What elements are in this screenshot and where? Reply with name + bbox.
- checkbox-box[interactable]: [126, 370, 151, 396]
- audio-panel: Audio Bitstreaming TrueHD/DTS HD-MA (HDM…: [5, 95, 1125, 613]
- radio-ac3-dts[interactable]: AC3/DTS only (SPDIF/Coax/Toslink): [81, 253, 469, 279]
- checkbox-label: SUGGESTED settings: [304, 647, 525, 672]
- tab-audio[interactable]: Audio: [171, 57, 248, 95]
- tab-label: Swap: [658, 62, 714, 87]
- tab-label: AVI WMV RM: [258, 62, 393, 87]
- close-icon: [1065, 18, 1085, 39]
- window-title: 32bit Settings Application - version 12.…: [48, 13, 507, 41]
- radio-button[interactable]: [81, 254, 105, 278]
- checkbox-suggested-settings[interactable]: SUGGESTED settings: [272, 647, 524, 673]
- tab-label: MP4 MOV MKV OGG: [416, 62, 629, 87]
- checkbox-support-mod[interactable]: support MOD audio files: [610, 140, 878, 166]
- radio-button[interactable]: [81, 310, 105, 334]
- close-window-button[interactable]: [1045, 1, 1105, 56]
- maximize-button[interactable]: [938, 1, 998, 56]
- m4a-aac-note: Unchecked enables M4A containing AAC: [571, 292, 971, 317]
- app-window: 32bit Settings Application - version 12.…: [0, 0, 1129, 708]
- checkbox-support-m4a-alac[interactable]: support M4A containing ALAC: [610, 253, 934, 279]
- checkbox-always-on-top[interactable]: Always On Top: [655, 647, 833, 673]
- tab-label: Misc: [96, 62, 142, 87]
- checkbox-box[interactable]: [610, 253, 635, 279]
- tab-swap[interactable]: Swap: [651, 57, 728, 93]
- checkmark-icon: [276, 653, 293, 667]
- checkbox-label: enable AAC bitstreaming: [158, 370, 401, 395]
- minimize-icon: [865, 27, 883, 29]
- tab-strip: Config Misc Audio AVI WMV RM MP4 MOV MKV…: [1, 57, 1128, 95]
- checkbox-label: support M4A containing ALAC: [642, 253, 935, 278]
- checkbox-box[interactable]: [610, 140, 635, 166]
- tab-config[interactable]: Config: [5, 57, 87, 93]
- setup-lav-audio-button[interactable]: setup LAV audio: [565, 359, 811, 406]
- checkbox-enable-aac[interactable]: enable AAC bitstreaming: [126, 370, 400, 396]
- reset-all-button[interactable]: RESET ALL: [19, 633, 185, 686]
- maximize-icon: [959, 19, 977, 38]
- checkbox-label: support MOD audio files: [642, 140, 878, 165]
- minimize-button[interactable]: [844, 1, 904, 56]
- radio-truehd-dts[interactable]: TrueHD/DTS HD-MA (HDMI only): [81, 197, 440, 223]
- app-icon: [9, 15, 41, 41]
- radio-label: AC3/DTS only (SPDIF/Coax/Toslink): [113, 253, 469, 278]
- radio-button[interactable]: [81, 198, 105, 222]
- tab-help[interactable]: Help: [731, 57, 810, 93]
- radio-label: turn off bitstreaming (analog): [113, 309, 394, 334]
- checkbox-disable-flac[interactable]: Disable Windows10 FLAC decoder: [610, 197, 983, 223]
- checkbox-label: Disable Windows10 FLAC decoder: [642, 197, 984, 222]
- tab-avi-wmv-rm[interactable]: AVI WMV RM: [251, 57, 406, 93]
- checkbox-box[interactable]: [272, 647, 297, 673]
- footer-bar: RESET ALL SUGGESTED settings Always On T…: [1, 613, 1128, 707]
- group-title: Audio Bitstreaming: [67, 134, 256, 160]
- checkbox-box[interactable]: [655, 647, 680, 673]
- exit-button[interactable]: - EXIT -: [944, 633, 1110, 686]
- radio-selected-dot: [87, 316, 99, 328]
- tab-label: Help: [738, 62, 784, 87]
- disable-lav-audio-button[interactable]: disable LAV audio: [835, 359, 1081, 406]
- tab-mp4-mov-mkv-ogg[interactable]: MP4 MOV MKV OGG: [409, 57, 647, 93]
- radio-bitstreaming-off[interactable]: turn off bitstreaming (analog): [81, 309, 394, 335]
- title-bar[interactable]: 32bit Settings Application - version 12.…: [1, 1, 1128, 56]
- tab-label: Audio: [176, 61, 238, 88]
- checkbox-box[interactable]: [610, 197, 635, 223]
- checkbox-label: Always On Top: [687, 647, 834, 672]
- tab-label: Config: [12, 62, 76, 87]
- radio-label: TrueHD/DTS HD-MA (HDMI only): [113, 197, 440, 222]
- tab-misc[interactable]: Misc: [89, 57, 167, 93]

__DO THIS__
Copy the lines word for word, starting with the first line and stopping after the line that contains "- window-title: 32bit".

__RESPONSE__
What elements are in this screenshot and where? Reply with name + bbox.
- checkbox-box[interactable]: [126, 370, 151, 396]
- audio-panel: Audio Bitstreaming TrueHD/DTS HD-MA (HDM…: [5, 95, 1125, 613]
- radio-ac3-dts[interactable]: AC3/DTS only (SPDIF/Coax/Toslink): [81, 253, 469, 279]
- checkbox-label: SUGGESTED settings: [304, 647, 525, 672]
- tab-audio[interactable]: Audio: [171, 57, 248, 95]
- tab-label: Swap: [658, 62, 714, 87]
- tab-label: AVI WMV RM: [258, 62, 393, 87]
- close-icon: [1065, 18, 1085, 39]
- window-title: 32bit Settings Application - version 12.…: [48, 13, 507, 41]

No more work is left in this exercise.